Dataset records:
- - - -

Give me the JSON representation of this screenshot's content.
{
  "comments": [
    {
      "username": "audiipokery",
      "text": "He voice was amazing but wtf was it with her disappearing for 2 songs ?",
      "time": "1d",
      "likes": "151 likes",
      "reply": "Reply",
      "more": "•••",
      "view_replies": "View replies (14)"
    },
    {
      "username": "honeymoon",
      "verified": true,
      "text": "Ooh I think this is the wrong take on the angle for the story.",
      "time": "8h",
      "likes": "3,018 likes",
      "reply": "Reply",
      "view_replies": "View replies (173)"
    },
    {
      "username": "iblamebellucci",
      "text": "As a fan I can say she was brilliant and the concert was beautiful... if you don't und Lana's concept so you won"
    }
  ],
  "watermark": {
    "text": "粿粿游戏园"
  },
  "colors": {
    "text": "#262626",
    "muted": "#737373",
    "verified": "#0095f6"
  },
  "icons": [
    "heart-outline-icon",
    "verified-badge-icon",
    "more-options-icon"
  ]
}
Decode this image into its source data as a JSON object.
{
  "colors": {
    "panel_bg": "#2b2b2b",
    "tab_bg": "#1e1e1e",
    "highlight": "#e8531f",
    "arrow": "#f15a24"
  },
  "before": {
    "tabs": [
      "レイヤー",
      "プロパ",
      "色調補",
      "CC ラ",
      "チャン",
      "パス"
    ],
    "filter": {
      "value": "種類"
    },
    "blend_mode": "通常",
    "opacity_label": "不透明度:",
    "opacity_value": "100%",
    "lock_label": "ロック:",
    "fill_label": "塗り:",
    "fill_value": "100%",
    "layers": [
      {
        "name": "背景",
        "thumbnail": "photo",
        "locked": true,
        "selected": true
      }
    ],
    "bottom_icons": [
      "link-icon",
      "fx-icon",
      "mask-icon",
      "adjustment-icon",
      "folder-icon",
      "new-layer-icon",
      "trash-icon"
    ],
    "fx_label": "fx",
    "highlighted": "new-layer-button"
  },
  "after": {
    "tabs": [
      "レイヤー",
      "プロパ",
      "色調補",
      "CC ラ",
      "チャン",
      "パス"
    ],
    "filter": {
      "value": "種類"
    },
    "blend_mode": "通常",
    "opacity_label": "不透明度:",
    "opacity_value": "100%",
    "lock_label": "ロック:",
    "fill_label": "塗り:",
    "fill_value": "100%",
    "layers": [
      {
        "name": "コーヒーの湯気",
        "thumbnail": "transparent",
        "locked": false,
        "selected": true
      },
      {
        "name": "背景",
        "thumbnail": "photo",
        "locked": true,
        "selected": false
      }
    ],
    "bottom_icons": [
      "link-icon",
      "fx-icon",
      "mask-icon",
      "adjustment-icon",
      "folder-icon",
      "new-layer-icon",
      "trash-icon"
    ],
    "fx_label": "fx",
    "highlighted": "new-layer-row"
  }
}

- - - -

--- WHAT NEEDS TO BE DONE ---
List the lines that contain the word "View".

--- RESULT OF THIS EXERCISE ---
      "view_replies": "View replies (14)"
      "view_replies": "View replies (173)"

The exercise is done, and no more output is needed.